_Instructions for the task_. Tell how many lines have the string "apps" in them, and write nothing besides the number.

───── Data supplied ─────

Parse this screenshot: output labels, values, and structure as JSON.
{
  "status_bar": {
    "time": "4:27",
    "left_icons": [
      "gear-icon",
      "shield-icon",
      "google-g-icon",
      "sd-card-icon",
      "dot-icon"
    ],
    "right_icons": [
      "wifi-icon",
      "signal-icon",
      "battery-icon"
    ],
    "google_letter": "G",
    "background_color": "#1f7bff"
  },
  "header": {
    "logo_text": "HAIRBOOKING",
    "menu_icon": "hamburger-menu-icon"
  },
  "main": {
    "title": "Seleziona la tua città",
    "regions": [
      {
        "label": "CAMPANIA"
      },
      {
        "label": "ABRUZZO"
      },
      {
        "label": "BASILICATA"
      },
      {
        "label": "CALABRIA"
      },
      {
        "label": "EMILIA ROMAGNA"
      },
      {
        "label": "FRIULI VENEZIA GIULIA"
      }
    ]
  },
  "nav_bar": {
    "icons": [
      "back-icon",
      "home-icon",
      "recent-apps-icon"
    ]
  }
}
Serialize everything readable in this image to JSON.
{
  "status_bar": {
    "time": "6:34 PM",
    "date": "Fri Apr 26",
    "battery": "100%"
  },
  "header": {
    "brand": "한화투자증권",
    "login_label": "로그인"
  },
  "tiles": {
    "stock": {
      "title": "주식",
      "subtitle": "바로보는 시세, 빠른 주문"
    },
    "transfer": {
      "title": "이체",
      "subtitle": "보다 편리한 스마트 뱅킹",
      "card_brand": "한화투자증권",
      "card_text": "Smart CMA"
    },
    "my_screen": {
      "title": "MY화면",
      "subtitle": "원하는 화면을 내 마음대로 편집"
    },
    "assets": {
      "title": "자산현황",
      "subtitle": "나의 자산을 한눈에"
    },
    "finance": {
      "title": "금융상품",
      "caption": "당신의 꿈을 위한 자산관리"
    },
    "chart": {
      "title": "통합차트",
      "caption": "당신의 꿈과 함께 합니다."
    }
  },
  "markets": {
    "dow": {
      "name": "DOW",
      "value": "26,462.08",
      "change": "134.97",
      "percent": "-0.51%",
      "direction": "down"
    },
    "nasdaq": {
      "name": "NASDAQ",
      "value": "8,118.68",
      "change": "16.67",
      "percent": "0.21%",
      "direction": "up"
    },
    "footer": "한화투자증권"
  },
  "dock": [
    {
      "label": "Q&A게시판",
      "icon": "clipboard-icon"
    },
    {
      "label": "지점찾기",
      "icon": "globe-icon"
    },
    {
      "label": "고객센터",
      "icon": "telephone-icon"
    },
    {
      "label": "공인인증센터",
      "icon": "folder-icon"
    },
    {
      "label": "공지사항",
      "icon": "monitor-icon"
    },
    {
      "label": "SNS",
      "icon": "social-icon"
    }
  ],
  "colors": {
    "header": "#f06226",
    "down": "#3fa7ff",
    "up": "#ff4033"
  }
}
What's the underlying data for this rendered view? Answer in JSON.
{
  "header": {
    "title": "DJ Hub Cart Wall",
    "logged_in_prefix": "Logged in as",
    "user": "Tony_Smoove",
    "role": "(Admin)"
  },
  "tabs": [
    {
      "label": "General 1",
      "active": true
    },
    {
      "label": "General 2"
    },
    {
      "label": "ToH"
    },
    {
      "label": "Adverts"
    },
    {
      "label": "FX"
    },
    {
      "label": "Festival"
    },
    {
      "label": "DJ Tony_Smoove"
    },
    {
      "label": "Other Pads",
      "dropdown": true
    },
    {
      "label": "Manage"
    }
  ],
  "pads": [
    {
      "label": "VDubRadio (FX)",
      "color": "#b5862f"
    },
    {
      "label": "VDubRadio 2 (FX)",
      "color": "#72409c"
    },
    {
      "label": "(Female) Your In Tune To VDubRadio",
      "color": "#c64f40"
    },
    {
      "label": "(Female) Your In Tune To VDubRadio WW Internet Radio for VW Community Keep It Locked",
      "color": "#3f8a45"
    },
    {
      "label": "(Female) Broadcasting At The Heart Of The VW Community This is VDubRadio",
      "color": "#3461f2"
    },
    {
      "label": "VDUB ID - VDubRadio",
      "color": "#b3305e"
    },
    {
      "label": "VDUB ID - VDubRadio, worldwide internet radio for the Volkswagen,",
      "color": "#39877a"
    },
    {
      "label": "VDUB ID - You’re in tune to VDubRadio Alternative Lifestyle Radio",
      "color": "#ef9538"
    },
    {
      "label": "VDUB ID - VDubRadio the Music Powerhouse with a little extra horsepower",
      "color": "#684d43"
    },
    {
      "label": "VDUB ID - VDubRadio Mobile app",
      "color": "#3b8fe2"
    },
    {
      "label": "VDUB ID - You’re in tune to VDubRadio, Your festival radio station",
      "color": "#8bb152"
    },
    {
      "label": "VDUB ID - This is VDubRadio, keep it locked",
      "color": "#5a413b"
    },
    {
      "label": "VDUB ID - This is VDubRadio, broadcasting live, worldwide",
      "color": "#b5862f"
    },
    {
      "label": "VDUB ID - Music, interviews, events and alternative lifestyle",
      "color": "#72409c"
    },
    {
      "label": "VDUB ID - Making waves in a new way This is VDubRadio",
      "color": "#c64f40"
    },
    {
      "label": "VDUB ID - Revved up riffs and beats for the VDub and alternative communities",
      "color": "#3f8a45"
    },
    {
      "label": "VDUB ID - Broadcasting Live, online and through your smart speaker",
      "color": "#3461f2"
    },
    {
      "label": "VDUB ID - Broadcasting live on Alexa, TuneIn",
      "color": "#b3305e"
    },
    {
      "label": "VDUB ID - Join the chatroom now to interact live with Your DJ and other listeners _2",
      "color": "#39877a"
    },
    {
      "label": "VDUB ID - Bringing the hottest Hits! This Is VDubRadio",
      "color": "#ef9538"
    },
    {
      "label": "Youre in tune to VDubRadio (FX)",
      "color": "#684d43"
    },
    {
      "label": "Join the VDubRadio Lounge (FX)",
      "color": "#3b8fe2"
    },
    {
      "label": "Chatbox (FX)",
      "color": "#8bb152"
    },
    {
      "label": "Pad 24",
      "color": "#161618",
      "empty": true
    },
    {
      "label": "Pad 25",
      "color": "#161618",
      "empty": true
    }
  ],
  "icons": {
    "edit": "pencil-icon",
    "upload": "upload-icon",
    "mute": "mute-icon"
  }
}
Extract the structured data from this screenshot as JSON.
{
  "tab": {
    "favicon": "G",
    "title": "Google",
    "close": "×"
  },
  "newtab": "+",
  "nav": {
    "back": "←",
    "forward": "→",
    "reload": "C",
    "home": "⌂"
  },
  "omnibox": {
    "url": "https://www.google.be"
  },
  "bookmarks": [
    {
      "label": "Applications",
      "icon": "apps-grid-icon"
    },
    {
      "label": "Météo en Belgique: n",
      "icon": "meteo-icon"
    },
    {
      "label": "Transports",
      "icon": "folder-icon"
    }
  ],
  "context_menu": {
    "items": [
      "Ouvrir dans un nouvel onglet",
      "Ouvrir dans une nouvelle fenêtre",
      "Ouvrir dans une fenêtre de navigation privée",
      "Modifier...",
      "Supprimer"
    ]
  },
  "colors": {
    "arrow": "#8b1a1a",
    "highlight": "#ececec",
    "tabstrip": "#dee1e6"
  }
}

─────

_Reply_. 2